Exercise brief =
Extract all lines in the data that contain the word "FGAE".

******

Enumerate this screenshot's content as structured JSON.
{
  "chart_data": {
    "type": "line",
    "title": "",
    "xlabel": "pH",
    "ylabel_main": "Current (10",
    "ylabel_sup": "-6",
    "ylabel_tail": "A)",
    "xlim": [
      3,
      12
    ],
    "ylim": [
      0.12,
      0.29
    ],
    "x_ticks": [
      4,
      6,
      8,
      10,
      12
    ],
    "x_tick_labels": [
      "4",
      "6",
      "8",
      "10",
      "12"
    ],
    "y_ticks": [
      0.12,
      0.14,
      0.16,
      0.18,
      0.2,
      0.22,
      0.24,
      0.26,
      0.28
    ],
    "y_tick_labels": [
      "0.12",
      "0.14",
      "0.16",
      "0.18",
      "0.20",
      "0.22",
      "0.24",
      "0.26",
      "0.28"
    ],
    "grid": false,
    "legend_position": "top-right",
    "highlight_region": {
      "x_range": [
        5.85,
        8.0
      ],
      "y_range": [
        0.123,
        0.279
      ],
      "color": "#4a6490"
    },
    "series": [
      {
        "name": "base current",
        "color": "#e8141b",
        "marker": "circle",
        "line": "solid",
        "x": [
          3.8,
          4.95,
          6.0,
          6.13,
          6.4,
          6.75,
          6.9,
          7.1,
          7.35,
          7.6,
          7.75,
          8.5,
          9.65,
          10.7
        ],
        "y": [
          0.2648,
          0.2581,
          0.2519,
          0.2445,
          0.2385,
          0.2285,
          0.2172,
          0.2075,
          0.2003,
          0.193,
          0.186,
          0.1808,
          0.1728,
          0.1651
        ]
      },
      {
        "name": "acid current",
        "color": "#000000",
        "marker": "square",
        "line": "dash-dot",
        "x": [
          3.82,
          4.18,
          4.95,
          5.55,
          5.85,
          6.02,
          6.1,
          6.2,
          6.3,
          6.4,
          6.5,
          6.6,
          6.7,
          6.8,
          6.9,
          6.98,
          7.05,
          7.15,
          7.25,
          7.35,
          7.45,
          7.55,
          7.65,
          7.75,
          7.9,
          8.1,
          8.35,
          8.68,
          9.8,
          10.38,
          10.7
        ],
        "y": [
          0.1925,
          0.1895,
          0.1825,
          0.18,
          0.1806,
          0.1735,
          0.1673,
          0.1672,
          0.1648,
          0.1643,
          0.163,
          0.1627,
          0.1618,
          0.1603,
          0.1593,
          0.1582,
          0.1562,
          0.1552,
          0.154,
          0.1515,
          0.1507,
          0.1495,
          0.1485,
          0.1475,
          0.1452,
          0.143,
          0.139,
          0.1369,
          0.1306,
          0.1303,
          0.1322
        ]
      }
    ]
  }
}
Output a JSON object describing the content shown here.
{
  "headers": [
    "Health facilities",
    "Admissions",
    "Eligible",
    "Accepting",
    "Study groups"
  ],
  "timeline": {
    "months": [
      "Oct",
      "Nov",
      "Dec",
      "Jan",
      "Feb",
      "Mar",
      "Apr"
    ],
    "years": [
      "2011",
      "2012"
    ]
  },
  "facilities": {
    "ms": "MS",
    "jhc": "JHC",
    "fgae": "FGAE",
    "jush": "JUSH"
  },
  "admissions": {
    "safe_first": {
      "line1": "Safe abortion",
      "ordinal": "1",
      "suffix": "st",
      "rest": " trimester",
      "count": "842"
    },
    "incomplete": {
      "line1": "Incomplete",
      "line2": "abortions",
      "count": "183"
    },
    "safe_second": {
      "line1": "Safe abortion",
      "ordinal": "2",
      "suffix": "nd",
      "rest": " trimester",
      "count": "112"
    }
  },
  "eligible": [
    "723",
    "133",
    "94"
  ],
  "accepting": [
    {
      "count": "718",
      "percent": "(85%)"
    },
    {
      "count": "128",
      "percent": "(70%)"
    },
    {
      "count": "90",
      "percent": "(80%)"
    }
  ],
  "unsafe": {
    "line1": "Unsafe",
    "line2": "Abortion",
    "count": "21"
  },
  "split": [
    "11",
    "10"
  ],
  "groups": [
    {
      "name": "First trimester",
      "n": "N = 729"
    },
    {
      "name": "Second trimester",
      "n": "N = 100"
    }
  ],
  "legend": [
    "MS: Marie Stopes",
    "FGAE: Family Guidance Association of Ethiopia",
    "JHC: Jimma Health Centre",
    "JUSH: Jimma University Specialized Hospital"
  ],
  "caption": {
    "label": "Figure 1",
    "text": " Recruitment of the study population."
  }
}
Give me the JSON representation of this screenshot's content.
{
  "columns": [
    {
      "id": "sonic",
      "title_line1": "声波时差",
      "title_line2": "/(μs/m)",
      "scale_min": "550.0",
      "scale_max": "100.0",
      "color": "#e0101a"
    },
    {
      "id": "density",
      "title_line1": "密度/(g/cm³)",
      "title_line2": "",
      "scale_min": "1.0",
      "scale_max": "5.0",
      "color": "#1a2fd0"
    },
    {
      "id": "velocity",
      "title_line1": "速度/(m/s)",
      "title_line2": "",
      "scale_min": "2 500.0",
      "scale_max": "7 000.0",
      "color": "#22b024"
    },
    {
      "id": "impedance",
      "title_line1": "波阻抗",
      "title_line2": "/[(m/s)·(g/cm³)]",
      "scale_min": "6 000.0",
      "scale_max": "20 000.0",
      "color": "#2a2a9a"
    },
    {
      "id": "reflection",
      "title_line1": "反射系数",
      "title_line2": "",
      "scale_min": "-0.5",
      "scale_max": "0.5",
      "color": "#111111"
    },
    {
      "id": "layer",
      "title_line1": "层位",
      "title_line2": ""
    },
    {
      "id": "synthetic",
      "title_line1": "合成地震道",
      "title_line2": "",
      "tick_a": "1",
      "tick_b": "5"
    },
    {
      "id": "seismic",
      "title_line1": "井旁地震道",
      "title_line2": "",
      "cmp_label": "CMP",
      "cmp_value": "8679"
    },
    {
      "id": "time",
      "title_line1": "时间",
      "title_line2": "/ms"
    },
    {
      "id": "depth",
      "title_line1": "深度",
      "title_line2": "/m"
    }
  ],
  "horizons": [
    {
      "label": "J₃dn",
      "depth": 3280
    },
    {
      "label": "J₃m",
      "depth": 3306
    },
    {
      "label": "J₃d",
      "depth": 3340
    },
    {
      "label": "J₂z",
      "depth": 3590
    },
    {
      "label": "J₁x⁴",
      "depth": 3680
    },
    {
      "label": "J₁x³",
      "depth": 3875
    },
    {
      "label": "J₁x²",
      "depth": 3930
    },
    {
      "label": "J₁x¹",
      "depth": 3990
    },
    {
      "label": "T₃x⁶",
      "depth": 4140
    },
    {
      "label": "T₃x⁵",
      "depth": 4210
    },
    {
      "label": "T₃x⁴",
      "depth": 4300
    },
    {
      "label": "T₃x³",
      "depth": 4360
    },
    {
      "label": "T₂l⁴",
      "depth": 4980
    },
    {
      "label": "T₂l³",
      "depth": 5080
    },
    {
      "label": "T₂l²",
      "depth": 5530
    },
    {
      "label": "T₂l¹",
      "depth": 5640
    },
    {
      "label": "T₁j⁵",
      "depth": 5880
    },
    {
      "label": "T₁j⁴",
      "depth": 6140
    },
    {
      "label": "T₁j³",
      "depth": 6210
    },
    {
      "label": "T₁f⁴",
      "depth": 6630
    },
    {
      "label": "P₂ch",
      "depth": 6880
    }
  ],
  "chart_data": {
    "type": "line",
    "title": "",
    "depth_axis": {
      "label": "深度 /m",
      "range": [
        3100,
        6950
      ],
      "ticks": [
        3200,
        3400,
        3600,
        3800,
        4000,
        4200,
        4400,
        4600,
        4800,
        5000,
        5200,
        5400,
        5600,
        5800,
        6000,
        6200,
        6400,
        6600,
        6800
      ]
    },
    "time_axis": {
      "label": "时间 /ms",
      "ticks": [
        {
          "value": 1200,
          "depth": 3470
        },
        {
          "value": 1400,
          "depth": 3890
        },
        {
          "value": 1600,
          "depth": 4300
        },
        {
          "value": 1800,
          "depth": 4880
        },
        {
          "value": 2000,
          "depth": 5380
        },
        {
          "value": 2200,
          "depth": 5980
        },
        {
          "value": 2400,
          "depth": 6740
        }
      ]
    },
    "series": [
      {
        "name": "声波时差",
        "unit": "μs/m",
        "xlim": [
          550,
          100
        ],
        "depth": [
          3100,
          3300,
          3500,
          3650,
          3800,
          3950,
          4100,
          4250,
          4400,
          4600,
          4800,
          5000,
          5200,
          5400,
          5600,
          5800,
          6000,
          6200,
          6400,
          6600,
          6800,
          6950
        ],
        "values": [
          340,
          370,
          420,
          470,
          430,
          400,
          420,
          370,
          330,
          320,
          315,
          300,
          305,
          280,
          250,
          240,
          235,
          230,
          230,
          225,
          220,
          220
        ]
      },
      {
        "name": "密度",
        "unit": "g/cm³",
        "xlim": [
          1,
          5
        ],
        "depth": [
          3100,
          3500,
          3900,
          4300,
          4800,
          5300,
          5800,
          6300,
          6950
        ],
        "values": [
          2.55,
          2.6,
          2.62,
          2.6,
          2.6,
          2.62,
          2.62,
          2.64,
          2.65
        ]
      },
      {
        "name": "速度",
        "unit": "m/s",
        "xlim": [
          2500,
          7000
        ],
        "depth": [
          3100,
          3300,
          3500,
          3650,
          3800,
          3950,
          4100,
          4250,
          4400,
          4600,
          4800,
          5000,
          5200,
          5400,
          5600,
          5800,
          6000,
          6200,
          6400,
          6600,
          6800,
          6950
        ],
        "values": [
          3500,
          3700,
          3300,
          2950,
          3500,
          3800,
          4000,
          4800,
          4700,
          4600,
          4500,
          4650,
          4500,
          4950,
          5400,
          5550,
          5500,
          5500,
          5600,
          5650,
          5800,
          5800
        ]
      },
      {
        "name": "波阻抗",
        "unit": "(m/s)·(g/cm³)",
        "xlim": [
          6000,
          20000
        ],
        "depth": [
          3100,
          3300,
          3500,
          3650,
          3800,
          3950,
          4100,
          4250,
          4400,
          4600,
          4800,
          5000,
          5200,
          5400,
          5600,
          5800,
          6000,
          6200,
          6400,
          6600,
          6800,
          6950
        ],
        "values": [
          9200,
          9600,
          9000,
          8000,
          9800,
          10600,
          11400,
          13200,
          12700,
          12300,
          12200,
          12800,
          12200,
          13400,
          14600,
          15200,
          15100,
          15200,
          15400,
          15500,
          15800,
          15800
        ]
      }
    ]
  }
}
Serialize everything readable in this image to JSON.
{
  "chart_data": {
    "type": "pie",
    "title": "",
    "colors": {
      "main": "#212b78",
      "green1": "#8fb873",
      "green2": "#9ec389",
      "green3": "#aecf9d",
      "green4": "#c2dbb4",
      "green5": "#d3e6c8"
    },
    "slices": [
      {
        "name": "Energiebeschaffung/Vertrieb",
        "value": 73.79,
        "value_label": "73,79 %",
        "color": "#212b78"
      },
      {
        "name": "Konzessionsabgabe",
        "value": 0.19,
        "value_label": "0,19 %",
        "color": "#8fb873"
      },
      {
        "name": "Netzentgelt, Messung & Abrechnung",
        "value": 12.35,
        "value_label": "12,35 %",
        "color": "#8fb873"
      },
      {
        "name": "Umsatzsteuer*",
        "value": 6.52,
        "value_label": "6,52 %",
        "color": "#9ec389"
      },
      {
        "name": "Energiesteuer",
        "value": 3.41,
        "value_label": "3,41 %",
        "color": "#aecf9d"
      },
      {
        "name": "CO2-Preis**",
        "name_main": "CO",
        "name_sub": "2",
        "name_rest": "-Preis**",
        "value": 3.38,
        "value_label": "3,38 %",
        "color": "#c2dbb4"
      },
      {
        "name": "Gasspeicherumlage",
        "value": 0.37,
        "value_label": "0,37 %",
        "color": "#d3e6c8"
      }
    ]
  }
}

******

Answer to this problem =
    "fgae": "FGAE",
    "FGAE: Family Guidance Association of Ethiopia",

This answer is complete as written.